● **Work instructions**:
Reproduce the entire listing word for word.

● **Saved data entries**:

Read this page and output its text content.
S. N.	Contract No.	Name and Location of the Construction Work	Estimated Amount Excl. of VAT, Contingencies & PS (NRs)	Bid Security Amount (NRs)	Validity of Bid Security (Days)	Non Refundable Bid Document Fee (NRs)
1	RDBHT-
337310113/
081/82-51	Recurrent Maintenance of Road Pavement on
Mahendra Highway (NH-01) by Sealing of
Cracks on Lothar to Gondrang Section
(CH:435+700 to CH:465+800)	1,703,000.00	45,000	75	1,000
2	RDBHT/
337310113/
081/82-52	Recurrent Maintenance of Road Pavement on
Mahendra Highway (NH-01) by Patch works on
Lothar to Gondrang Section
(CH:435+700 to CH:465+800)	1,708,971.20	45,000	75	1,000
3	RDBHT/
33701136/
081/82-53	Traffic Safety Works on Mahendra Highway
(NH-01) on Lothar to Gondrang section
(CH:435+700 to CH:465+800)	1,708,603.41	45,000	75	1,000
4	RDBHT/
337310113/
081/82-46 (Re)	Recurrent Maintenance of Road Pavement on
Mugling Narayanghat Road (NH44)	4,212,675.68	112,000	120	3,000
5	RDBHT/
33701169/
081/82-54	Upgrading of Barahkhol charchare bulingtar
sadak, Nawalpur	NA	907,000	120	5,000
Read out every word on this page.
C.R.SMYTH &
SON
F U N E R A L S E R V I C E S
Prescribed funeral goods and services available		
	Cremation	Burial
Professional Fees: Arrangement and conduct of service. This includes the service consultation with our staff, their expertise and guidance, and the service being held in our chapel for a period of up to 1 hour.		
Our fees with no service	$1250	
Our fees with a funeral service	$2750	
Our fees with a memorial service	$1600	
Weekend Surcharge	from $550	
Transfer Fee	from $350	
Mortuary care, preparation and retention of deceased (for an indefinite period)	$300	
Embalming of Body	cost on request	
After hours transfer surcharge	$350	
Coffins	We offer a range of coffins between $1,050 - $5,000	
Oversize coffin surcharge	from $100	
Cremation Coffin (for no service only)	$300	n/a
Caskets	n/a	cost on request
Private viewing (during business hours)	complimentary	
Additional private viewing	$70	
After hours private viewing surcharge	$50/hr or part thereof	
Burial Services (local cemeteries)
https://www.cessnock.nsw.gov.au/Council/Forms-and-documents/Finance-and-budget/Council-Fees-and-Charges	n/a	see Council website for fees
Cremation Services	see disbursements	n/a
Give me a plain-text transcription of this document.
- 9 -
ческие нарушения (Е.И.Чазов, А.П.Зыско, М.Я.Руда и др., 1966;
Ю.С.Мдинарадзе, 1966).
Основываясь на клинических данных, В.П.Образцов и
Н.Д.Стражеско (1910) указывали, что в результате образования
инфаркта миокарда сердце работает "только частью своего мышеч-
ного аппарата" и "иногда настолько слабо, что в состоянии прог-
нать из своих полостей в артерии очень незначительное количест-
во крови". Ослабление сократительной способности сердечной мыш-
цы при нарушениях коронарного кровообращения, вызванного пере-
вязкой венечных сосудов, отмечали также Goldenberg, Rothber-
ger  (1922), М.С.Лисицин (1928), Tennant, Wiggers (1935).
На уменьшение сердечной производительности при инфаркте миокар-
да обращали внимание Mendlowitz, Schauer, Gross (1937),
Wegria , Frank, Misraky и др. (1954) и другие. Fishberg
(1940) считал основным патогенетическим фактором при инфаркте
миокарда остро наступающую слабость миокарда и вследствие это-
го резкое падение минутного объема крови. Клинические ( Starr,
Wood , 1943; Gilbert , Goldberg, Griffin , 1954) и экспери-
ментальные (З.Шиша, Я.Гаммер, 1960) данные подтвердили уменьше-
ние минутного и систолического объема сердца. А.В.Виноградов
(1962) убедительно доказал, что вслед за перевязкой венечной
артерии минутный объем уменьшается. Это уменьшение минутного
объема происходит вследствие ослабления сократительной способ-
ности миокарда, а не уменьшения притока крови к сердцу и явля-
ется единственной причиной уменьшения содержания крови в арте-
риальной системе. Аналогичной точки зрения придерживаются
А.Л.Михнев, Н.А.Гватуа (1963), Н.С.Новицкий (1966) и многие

● **Answer to this exercise**:
Read this page and output its text content.
S. N.	Contract No.	Name and Location of the Construction Work	Estimated Amount Excl. of VAT, Contingencies & PS (NRs)	Bid Security Amount (NRs)	Validity of Bid Security (Days)	Non Refundable Bid Document Fee (NRs)
1	RDBHT-
337310113/
081/82-51	Recurrent Maintenance of Road Pavement on
Mahendra Highway (NH-01) by Sealing of
Cracks on Lothar to Gondrang Section
(CH:435+700 to CH:465+800)	1,703,000.00	45,000	75	1,000
2	RDBHT/
337310113/
081/82-52	Recurrent Maintenance of Road Pavement on
Mahendra Highway (NH-01) by Patch works on
Lothar to Gondrang Section
(CH:435+700 to CH:465+800)	1,708,971.20	45,000	75	1,000
3	RDBHT/
33701136/
081/82-53	Traffic Safety Works on Mahendra Highway
(NH-01) on Lothar to Gondrang section
(CH:435+700 to CH:465+800)	1,708,603.41	45,000	75	1,000
4	RDBHT/
337310113/
081/82-46 (Re)	Recurrent Maintenance of Road Pavement on
Mugling Narayanghat Road (NH44)	4,212,675.68	112,000	120	3,000
5	RDBHT/
33701169/
081/82-54	Upgrading of Barahkhol charchare bulingtar
sadak, Nawalpur	NA	907,000	120	5,000
Read out every word on this page.
C.R.SMYTH &
SON
F U N E R A L S E R V I C E S
Prescribed funeral goods and services available		
	Cremation	Burial
Professional Fees: Arrangement and conduct of service. This includes the service consultation with our staff, their expertise and guidance, and the service being held in our chapel for a period of up to 1 hour.		
Our fees with no service	$1250	
Our fees with a funeral service	$2750	
Our fees with a memorial service	$1600	
Weekend Surcharge	from $550	
Transfer Fee	from $350	
Mortuary care, preparation and retention of deceased (for an indefinite period)	$300	
Embalming of Body	cost on request	
After hours transfer surcharge	$350	
Coffins	We offer a range of coffins between $1,050 - $5,000	
Oversize coffin surcharge	from $100	
Cremation Coffin (for no service only)	$300	n/a
Caskets	n/a	cost on request
Private viewing (during business hours)	complimentary	
Additional private viewing	$70	
After hours private viewing surcharge	$50/hr or part thereof	
Burial Services (local cemeteries)
https://www.cessnock.nsw.gov.au/Council/Forms-and-documents/Finance-and-budget/Council-Fees-and-Charges	n/a	see Council website for fees
Cremation Services	see disbursements	n/a
Give me a plain-text transcription of this document.
- 9 -
ческие нарушения (Е.И.Чазов, А.П.Зыско, М.Я.Руда и др., 1966;
Ю.С.Мдинарадзе, 1966).
Основываясь на клинических данных, В.П.Образцов и
Н.Д.Стражеско (1910) указывали, что в результате образования
инфаркта миокарда сердце работает "только частью своего мышеч-
ного аппарата" и "иногда настолько слабо, что в состоянии прог-
нать из своих полостей в артерии очень незначительное количест-
во крови". Ослабление сократительной способности сердечной мыш-
цы при нарушениях коронарного кровообращения, вызванного пере-
вязкой венечных сосудов, отмечали также Goldenberg, Rothber-
ger  (1922), М.С.Лисицин (1928), Tennant, Wiggers (1935).
На уменьшение сердечной производительности при инфаркте миокар-
да обращали внимание Mendlowitz, Schauer, Gross (1937),
Wegria , Frank, Misraky и др. (1954) и другие. Fishberg
(1940) считал основным патогенетическим фактором при инфаркте
миокарда остро наступающую слабость миокарда и вследствие это-
го резкое падение минутного объема крови. Клинические ( Starr,
Wood , 1943; Gilbert , Goldberg, Griffin , 1954) и экспери-
ментальные (З.Шиша, Я.Гаммер, 1960) данные подтвердили уменьше-
ние минутного и систолического объема сердца. А.В.Виноградов
(1962) убедительно доказал, что вслед за перевязкой венечной
артерии минутный объем уменьшается. Это уменьшение минутного
объема происходит вследствие ослабления сократительной способ-
ности миокарда, а не уменьшения притока крови к сердцу и явля-
ется единственной причиной уменьшения содержания крови в арте-
риальной системе. Аналогичной точки зрения придерживаются
А.Л.Михнев, Н.А.Гватуа (1963), Н.С.Новицкий (1966) и многие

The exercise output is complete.